__DESCRIPTION OF THE TASK__: Find every line of the listing below where "specific" appears, and copy it.

__MATERIALS PROVIDED__:
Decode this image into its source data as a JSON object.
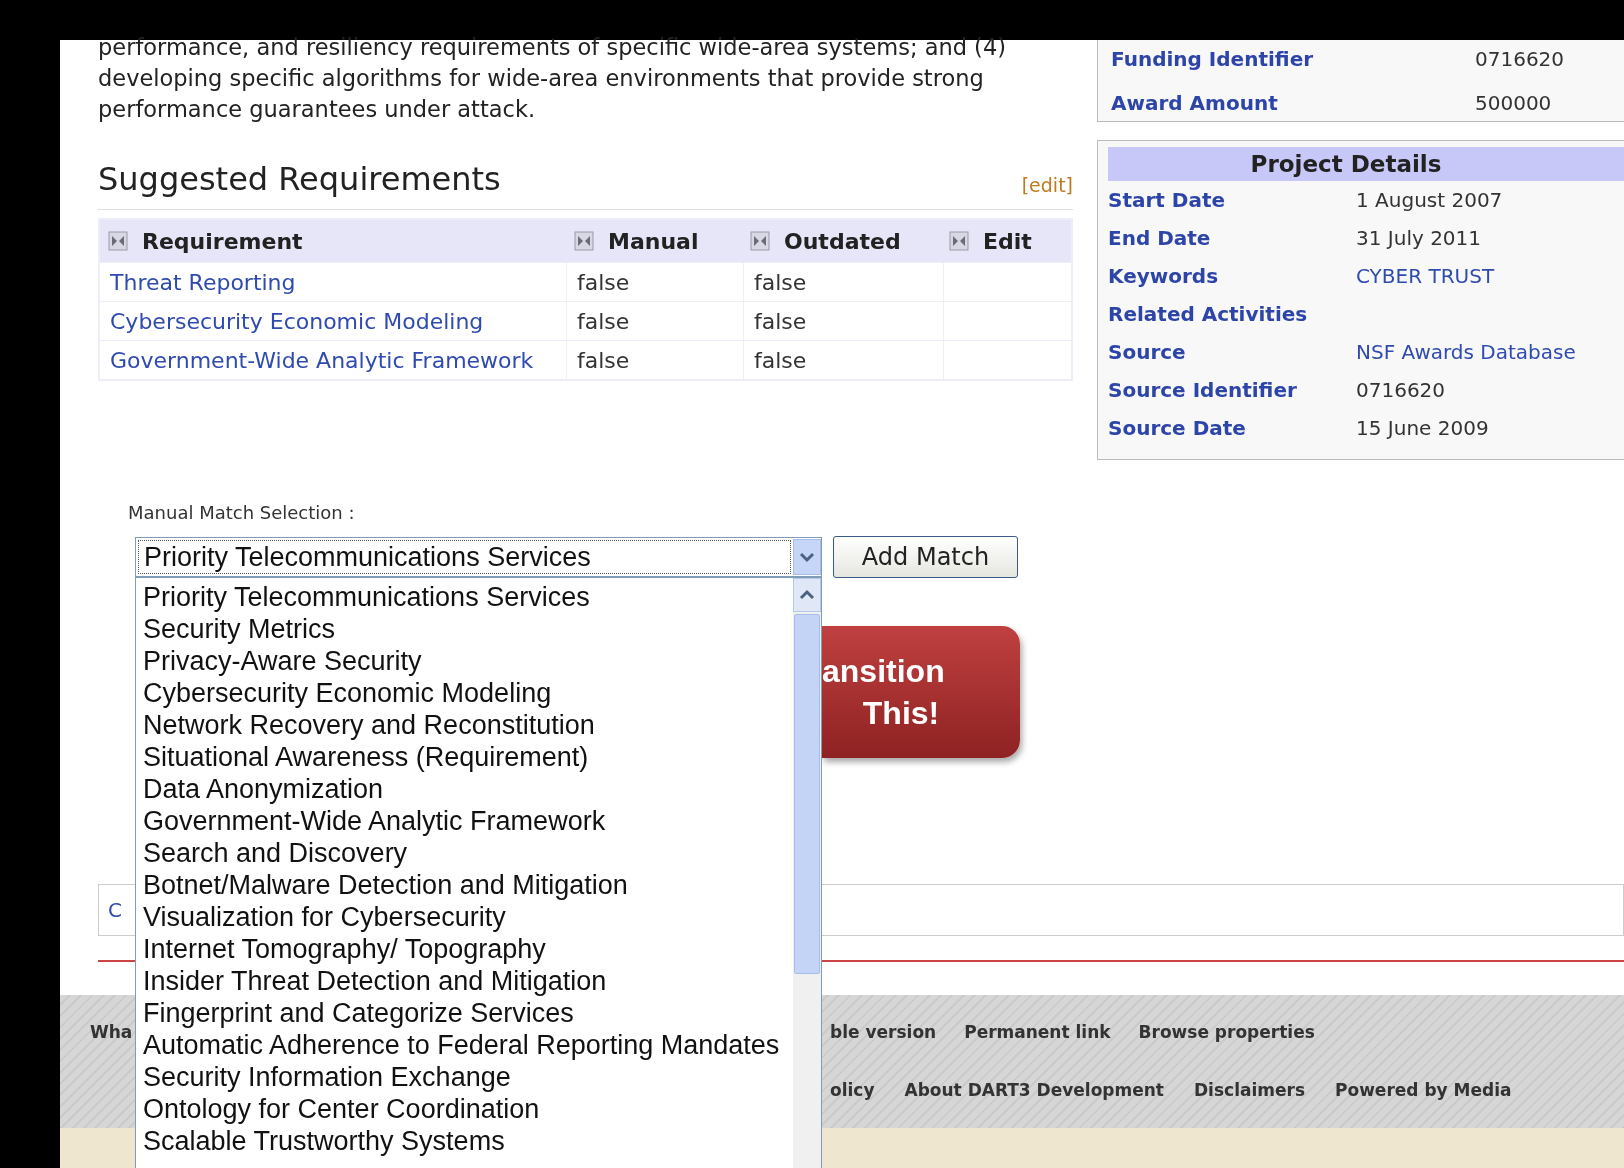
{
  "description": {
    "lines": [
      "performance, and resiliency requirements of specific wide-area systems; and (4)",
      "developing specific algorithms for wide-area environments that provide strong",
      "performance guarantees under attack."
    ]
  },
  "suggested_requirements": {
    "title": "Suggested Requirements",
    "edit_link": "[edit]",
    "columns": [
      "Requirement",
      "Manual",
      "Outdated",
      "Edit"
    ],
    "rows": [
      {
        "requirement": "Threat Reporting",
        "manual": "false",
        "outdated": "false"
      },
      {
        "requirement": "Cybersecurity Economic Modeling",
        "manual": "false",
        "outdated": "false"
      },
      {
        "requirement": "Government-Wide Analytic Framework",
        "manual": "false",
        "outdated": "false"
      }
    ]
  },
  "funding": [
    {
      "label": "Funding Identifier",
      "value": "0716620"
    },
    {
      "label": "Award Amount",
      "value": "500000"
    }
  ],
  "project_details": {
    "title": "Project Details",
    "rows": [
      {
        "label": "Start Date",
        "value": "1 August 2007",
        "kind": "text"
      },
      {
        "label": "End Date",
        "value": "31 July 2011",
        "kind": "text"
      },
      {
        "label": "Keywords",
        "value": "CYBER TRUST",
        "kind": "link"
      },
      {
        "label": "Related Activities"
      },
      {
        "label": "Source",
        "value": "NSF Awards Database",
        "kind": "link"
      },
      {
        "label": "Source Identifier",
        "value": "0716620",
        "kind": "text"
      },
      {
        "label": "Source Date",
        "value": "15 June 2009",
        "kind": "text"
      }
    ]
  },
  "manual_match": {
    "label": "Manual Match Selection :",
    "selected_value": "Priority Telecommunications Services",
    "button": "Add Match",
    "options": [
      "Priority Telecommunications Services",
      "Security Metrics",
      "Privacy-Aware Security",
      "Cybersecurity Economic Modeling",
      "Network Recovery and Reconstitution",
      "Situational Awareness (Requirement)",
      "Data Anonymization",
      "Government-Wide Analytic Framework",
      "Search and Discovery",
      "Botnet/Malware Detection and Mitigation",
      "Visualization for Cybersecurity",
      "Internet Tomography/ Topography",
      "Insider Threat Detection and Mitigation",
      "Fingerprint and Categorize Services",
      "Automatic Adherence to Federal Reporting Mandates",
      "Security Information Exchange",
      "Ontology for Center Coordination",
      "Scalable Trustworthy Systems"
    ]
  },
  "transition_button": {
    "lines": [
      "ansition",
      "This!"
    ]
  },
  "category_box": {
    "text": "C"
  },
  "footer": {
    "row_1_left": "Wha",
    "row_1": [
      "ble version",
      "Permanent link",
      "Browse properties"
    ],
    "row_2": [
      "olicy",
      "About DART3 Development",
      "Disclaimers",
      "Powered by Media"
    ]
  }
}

...

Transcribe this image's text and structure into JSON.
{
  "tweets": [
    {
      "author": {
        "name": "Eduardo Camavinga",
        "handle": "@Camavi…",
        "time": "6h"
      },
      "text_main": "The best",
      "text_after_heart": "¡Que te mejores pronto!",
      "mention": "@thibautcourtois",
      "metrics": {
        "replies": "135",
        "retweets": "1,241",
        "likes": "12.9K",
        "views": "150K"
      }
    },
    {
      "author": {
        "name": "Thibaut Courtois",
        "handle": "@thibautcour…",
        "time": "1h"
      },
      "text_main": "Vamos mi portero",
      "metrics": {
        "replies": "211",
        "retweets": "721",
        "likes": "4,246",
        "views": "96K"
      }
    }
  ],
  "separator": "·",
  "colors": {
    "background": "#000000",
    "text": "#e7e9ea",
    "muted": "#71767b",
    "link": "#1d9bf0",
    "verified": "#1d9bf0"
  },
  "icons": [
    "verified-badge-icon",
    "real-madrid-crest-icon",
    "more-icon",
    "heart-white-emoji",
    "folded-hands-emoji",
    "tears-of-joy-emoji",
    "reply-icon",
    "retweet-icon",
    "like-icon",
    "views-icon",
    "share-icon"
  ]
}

==

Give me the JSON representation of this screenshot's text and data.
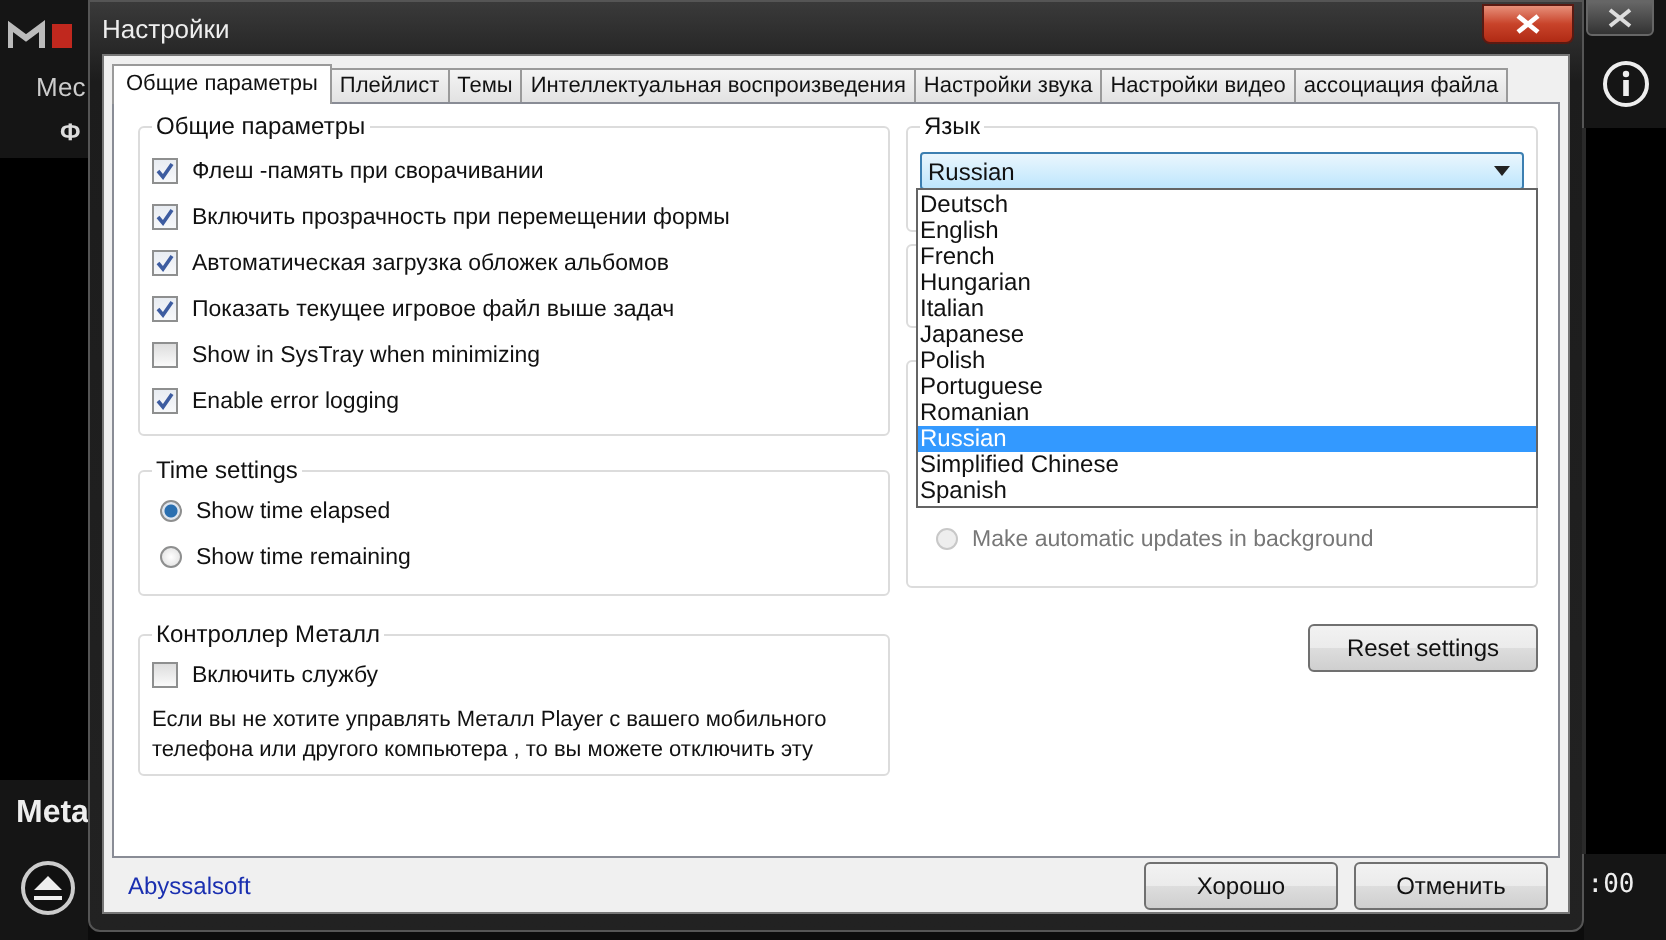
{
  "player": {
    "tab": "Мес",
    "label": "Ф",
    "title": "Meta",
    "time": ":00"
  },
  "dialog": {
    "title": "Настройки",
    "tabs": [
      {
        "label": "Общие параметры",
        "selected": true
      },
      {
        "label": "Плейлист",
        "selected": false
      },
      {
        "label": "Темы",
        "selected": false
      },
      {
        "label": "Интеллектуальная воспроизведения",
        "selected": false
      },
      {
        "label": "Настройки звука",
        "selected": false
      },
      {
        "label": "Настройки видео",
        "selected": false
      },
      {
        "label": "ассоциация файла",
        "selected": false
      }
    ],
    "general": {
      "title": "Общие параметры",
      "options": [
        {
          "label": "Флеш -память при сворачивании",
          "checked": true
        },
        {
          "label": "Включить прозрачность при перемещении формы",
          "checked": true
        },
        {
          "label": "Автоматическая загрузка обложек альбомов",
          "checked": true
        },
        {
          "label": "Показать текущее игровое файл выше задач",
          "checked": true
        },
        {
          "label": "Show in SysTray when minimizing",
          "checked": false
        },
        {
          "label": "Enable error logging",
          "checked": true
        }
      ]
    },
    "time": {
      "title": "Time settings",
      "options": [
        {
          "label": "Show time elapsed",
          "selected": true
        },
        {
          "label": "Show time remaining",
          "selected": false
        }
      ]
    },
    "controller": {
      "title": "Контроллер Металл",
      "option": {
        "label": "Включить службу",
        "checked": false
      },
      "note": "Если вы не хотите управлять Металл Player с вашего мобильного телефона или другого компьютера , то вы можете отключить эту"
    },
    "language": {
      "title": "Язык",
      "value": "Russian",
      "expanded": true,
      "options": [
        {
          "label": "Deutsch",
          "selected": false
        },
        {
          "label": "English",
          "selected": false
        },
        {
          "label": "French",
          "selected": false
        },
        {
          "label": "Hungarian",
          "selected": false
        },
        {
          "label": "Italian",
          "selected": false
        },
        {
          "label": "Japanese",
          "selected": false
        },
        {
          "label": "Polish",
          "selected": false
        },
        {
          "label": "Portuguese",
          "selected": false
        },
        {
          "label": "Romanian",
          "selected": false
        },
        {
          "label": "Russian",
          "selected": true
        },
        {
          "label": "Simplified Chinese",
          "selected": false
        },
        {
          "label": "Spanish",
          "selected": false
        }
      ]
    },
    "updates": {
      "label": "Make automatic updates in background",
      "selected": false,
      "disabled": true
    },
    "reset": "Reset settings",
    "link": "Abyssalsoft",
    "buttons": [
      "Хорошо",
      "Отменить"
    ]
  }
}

__RESULT__:
      "performance, and resiliency requirements of specific wide-area systems; and (4)",
      "developing specific algorithms for wide-area environments that provide strong",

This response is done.